--- Begin Records for processing ---
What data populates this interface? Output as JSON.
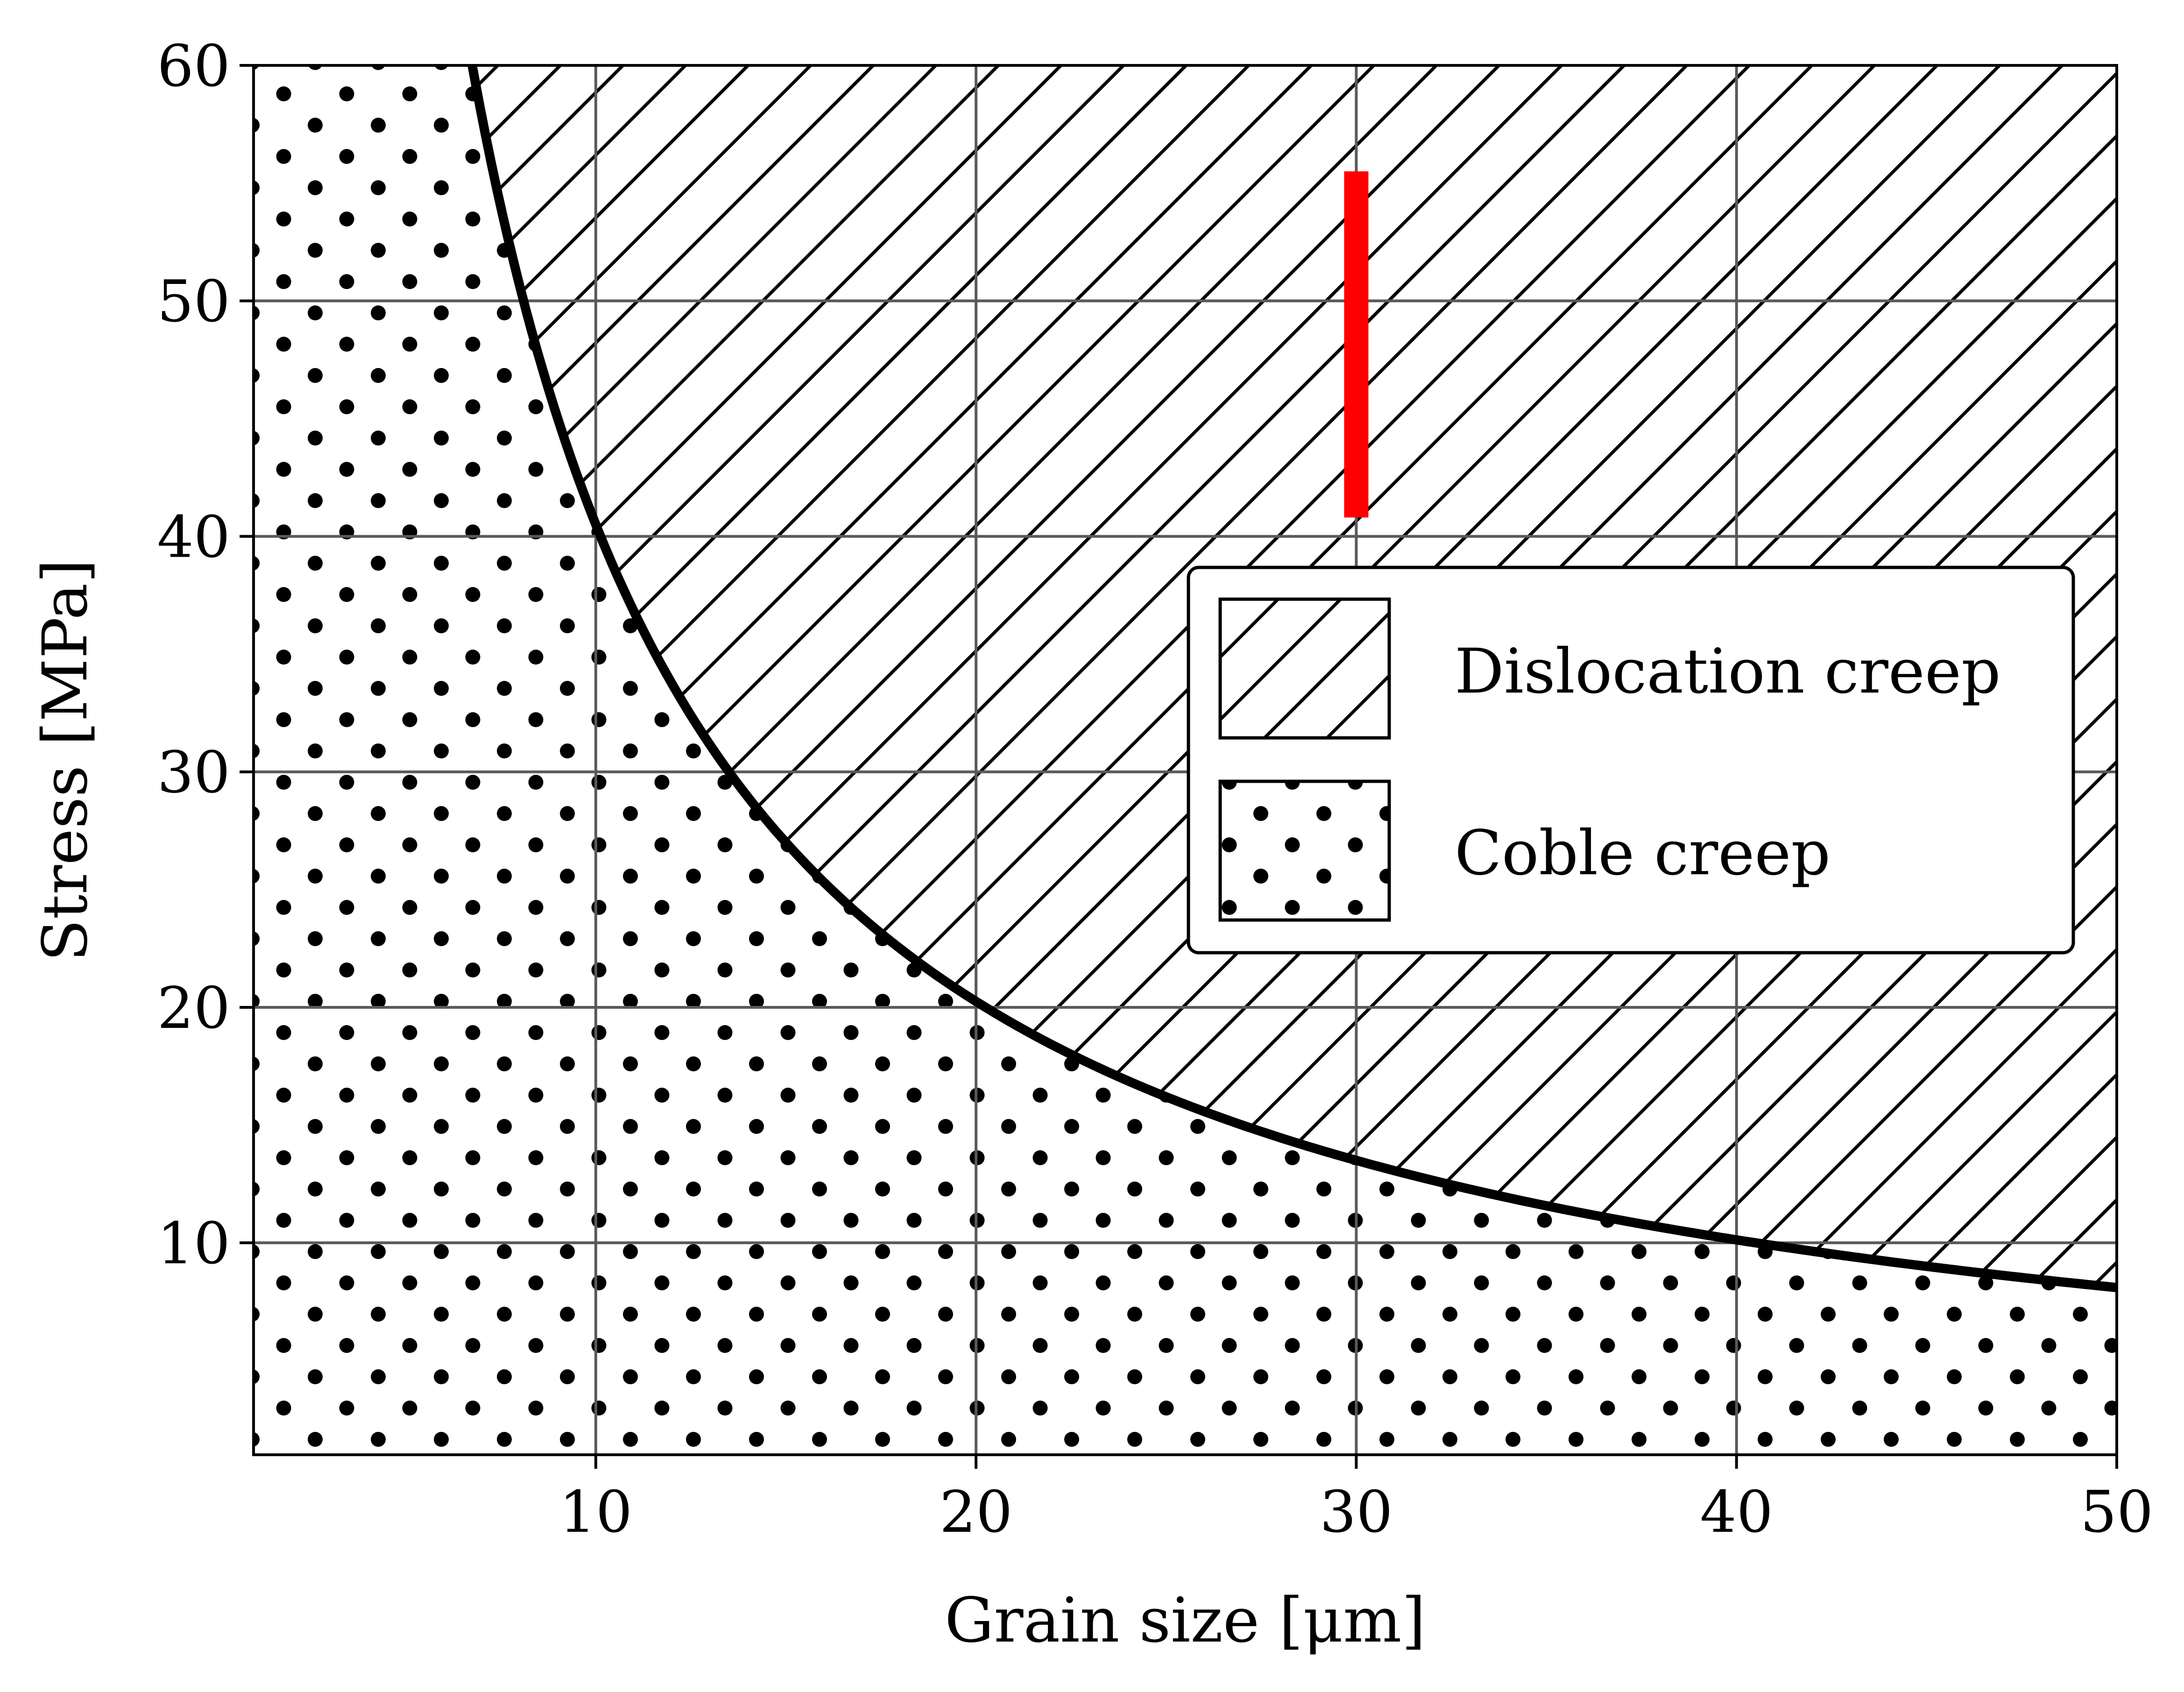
{
  "chart_data": {
    "type": "area",
    "title": "",
    "xlabel": "Grain size [μm]",
    "ylabel": "Stress [MPa]",
    "xlim": [
      1,
      50
    ],
    "ylim": [
      1,
      60
    ],
    "xticks": [
      10,
      20,
      30,
      40,
      50
    ],
    "yticks": [
      10,
      20,
      30,
      40,
      50,
      60
    ],
    "grid": true,
    "legend_position": "center-right",
    "boundary_curve": {
      "form": "stress = k / grain_size",
      "k": 405,
      "x_range": [
        5,
        50
      ],
      "color": "#000000"
    },
    "regions": [
      {
        "name": "Dislocation creep",
        "location": "above boundary curve",
        "hatch": "diagonal-lines"
      },
      {
        "name": "Coble creep",
        "location": "below boundary curve",
        "hatch": "dots"
      }
    ],
    "marker": {
      "type": "vertical-bar",
      "x": 30,
      "y_range": [
        40.8,
        55.5
      ],
      "color": "#ff0000"
    }
  }
}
--- End Records for processing ---
◆ Exercise objective
Restate the data above word for word. Do not include the images.

◆ Correct answer
What data populates this interface? Output as JSON.
{
  "chart_data": {
    "type": "area",
    "title": "",
    "xlabel": "Grain size [μm]",
    "ylabel": "Stress [MPa]",
    "xlim": [
      1,
      50
    ],
    "ylim": [
      1,
      60
    ],
    "xticks": [
      10,
      20,
      30,
      40,
      50
    ],
    "yticks": [
      10,
      20,
      30,
      40,
      50,
      60
    ],
    "grid": true,
    "legend_position": "center-right",
    "boundary_curve": {
      "form": "stress = k / grain_size",
      "k": 405,
      "x_range": [
        5,
        50
      ],
      "color": "#000000"
    },
    "regions": [
      {
        "name": "Dislocation creep",
        "location": "above boundary curve",
        "hatch": "diagonal-lines"
      },
      {
        "name": "Coble creep",
        "location": "below boundary curve",
        "hatch": "dots"
      }
    ],
    "marker": {
      "type": "vertical-bar",
      "x": 30,
      "y_range": [
        40.8,
        55.5
      ],
      "color": "#ff0000"
    }
  }
}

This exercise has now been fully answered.